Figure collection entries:

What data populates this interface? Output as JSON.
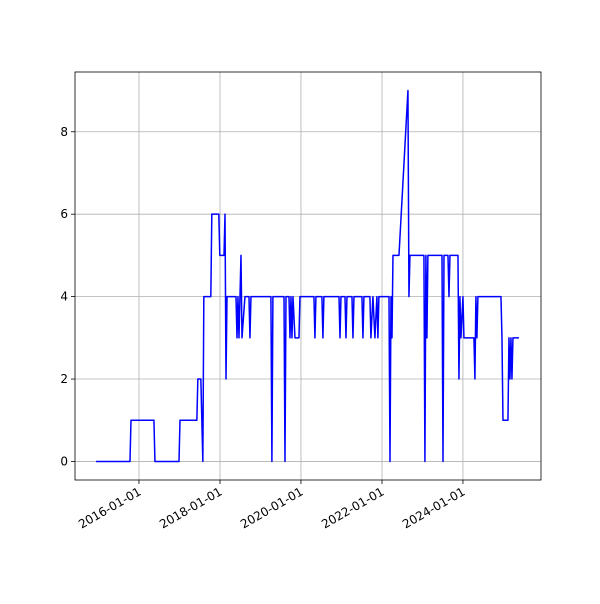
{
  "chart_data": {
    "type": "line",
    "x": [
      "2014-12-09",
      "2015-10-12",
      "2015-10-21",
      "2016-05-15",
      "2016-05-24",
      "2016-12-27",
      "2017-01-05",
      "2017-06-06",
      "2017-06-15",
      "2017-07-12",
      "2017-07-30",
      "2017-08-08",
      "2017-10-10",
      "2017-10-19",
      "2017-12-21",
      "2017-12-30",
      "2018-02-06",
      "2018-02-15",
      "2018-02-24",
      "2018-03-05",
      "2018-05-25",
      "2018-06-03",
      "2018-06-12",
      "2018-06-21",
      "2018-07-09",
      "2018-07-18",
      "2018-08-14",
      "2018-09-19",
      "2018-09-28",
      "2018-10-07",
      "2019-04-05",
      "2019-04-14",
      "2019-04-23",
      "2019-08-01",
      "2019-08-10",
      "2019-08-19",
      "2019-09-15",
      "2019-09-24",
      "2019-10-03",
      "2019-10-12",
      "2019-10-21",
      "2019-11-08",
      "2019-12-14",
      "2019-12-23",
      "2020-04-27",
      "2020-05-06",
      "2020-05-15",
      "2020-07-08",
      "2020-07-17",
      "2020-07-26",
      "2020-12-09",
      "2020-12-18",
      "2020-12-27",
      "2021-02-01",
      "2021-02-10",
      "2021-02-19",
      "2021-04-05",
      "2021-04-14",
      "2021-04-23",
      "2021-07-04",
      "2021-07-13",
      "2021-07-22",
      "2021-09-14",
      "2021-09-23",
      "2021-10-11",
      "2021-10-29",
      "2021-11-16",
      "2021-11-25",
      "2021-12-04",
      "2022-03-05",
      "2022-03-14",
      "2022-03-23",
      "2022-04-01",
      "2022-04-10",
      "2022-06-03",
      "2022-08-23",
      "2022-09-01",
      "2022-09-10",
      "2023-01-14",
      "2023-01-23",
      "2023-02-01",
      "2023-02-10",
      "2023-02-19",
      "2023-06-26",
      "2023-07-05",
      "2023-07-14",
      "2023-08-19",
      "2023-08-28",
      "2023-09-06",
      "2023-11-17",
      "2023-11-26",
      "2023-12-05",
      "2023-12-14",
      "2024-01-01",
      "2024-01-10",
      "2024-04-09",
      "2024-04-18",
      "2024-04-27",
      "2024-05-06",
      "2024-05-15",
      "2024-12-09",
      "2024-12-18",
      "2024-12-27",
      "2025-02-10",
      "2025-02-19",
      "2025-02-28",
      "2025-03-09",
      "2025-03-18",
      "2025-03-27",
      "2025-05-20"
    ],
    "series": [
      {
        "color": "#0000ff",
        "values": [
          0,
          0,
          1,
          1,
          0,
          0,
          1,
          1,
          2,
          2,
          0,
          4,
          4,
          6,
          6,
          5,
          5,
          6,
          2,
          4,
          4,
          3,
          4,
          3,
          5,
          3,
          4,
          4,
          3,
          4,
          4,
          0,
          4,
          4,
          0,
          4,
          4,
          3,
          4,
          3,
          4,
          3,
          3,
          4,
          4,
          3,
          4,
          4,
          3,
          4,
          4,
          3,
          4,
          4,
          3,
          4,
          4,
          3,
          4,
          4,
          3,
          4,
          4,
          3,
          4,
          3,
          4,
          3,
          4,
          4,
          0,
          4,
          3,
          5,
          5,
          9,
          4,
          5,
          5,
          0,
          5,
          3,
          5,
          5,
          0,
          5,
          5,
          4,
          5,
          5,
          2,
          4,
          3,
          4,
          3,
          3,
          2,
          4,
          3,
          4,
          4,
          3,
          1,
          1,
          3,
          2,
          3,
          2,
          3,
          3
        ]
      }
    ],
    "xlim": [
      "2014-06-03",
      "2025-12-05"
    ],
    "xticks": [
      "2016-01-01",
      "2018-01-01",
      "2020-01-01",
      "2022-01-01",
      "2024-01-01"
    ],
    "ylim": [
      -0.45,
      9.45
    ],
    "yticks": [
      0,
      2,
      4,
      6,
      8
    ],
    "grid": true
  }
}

DIRECTION:
The records above are to be quoted exactly, with all pictures left out.

COMPLETED EXERCISE:
What data populates this interface? Output as JSON.
{
  "chart_data": {
    "type": "line",
    "x": [
      "2014-12-09",
      "2015-10-12",
      "2015-10-21",
      "2016-05-15",
      "2016-05-24",
      "2016-12-27",
      "2017-01-05",
      "2017-06-06",
      "2017-06-15",
      "2017-07-12",
      "2017-07-30",
      "2017-08-08",
      "2017-10-10",
      "2017-10-19",
      "2017-12-21",
      "2017-12-30",
      "2018-02-06",
      "2018-02-15",
      "2018-02-24",
      "2018-03-05",
      "2018-05-25",
      "2018-06-03",
      "2018-06-12",
      "2018-06-21",
      "2018-07-09",
      "2018-07-18",
      "2018-08-14",
      "2018-09-19",
      "2018-09-28",
      "2018-10-07",
      "2019-04-05",
      "2019-04-14",
      "2019-04-23",
      "2019-08-01",
      "2019-08-10",
      "2019-08-19",
      "2019-09-15",
      "2019-09-24",
      "2019-10-03",
      "2019-10-12",
      "2019-10-21",
      "2019-11-08",
      "2019-12-14",
      "2019-12-23",
      "2020-04-27",
      "2020-05-06",
      "2020-05-15",
      "2020-07-08",
      "2020-07-17",
      "2020-07-26",
      "2020-12-09",
      "2020-12-18",
      "2020-12-27",
      "2021-02-01",
      "2021-02-10",
      "2021-02-19",
      "2021-04-05",
      "2021-04-14",
      "2021-04-23",
      "2021-07-04",
      "2021-07-13",
      "2021-07-22",
      "2021-09-14",
      "2021-09-23",
      "2021-10-11",
      "2021-10-29",
      "2021-11-16",
      "2021-11-25",
      "2021-12-04",
      "2022-03-05",
      "2022-03-14",
      "2022-03-23",
      "2022-04-01",
      "2022-04-10",
      "2022-06-03",
      "2022-08-23",
      "2022-09-01",
      "2022-09-10",
      "2023-01-14",
      "2023-01-23",
      "2023-02-01",
      "2023-02-10",
      "2023-02-19",
      "2023-06-26",
      "2023-07-05",
      "2023-07-14",
      "2023-08-19",
      "2023-08-28",
      "2023-09-06",
      "2023-11-17",
      "2023-11-26",
      "2023-12-05",
      "2023-12-14",
      "2024-01-01",
      "2024-01-10",
      "2024-04-09",
      "2024-04-18",
      "2024-04-27",
      "2024-05-06",
      "2024-05-15",
      "2024-12-09",
      "2024-12-18",
      "2024-12-27",
      "2025-02-10",
      "2025-02-19",
      "2025-02-28",
      "2025-03-09",
      "2025-03-18",
      "2025-03-27",
      "2025-05-20"
    ],
    "series": [
      {
        "color": "#0000ff",
        "values": [
          0,
          0,
          1,
          1,
          0,
          0,
          1,
          1,
          2,
          2,
          0,
          4,
          4,
          6,
          6,
          5,
          5,
          6,
          2,
          4,
          4,
          3,
          4,
          3,
          5,
          3,
          4,
          4,
          3,
          4,
          4,
          0,
          4,
          4,
          0,
          4,
          4,
          3,
          4,
          3,
          4,
          3,
          3,
          4,
          4,
          3,
          4,
          4,
          3,
          4,
          4,
          3,
          4,
          4,
          3,
          4,
          4,
          3,
          4,
          4,
          3,
          4,
          4,
          3,
          4,
          3,
          4,
          3,
          4,
          4,
          0,
          4,
          3,
          5,
          5,
          9,
          4,
          5,
          5,
          0,
          5,
          3,
          5,
          5,
          0,
          5,
          5,
          4,
          5,
          5,
          2,
          4,
          3,
          4,
          3,
          3,
          2,
          4,
          3,
          4,
          4,
          3,
          1,
          1,
          3,
          2,
          3,
          2,
          3,
          3
        ]
      }
    ],
    "xlim": [
      "2014-06-03",
      "2025-12-05"
    ],
    "xticks": [
      "2016-01-01",
      "2018-01-01",
      "2020-01-01",
      "2022-01-01",
      "2024-01-01"
    ],
    "ylim": [
      -0.45,
      9.45
    ],
    "yticks": [
      0,
      2,
      4,
      6,
      8
    ],
    "grid": true
  }
}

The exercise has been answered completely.